> _GOAL_:
Update the rows below, starting with the first line and going on through the line with "top-legend-label-xx1: XX1 Tsys499.02", so that "top-plot-frame" becomes "top-plot-area" and nothing else changes. Return only those lines.

> _DATA FOR THIS EXERCISE_:
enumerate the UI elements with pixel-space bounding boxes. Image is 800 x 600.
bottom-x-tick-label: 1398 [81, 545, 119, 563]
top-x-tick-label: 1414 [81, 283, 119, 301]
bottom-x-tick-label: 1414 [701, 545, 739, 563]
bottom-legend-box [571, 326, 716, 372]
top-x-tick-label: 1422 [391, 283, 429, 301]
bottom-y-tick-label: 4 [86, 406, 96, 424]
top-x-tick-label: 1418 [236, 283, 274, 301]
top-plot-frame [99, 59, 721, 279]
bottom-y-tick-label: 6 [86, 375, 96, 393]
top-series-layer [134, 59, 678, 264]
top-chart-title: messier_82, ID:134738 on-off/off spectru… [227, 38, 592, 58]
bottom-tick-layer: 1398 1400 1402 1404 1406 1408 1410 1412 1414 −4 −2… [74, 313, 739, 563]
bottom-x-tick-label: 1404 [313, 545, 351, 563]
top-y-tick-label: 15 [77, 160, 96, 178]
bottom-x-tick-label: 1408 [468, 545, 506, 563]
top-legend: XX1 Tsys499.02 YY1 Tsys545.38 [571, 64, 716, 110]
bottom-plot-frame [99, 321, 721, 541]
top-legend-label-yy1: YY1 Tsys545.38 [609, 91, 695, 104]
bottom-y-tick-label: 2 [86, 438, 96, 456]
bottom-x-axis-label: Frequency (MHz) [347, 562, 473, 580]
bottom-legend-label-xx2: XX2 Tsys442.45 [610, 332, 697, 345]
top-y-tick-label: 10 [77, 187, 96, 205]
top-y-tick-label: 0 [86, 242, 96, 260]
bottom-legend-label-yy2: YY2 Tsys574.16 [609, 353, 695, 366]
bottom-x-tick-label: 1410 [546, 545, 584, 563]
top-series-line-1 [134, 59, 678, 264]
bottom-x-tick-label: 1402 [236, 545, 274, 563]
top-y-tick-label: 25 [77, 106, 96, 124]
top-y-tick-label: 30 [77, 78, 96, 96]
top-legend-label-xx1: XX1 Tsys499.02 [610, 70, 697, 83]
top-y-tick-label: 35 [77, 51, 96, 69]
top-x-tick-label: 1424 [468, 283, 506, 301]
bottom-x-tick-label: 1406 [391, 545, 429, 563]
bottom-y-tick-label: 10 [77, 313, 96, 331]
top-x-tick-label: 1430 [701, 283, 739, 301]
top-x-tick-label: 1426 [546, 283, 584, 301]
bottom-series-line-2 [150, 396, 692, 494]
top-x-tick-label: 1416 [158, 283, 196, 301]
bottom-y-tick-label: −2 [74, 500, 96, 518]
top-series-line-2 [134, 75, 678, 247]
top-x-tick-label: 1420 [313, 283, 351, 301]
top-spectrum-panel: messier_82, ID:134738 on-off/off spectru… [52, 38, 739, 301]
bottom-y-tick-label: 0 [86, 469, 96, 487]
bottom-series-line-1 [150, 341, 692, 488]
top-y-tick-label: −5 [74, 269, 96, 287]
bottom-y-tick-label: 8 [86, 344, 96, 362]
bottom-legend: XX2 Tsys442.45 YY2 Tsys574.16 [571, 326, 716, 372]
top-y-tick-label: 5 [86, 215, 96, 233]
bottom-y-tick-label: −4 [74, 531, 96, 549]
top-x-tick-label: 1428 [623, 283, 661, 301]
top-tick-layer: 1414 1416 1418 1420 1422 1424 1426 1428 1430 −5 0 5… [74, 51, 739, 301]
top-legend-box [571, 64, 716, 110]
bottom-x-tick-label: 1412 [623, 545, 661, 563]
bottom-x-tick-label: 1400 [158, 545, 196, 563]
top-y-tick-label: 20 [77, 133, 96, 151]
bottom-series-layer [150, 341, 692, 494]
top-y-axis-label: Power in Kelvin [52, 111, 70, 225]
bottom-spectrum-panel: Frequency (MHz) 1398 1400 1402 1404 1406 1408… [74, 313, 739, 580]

> _RESULT OF THE EXERCISE_:
enumerate the UI elements with pixel-space bounding boxes. Image is 800 x 600.
bottom-x-tick-label: 1398 [81, 545, 119, 563]
top-x-tick-label: 1414 [81, 283, 119, 301]
bottom-x-tick-label: 1414 [701, 545, 739, 563]
bottom-legend-box [571, 326, 716, 372]
top-x-tick-label: 1422 [391, 283, 429, 301]
bottom-y-tick-label: 4 [86, 406, 96, 424]
top-x-tick-label: 1418 [236, 283, 274, 301]
top-plot-area [99, 59, 721, 279]
bottom-y-tick-label: 6 [86, 375, 96, 393]
top-series-layer [134, 59, 678, 264]
top-chart-title: messier_82, ID:134738 on-off/off spectru… [227, 38, 592, 58]
bottom-tick-layer: 1398 1400 1402 1404 1406 1408 1410 1412 1414 −4 −2… [74, 313, 739, 563]
bottom-x-tick-label: 1404 [313, 545, 351, 563]
top-y-tick-label: 15 [77, 160, 96, 178]
bottom-x-tick-label: 1408 [468, 545, 506, 563]
top-legend: XX1 Tsys499.02 YY1 Tsys545.38 [571, 64, 716, 110]
bottom-plot-frame [99, 321, 721, 541]
top-legend-label-yy1: YY1 Tsys545.38 [609, 91, 695, 104]
bottom-y-tick-label: 2 [86, 438, 96, 456]
bottom-x-axis-label: Frequency (MHz) [347, 562, 473, 580]
bottom-legend-label-xx2: XX2 Tsys442.45 [610, 332, 697, 345]
top-y-tick-label: 10 [77, 187, 96, 205]
top-y-tick-label: 0 [86, 242, 96, 260]
bottom-legend-label-yy2: YY2 Tsys574.16 [609, 353, 695, 366]
bottom-x-tick-label: 1410 [546, 545, 584, 563]
top-series-line-1 [134, 59, 678, 264]
bottom-x-tick-label: 1402 [236, 545, 274, 563]
top-y-tick-label: 25 [77, 106, 96, 124]
top-y-tick-label: 30 [77, 78, 96, 96]
top-legend-label-xx1: XX1 Tsys499.02 [610, 70, 697, 83]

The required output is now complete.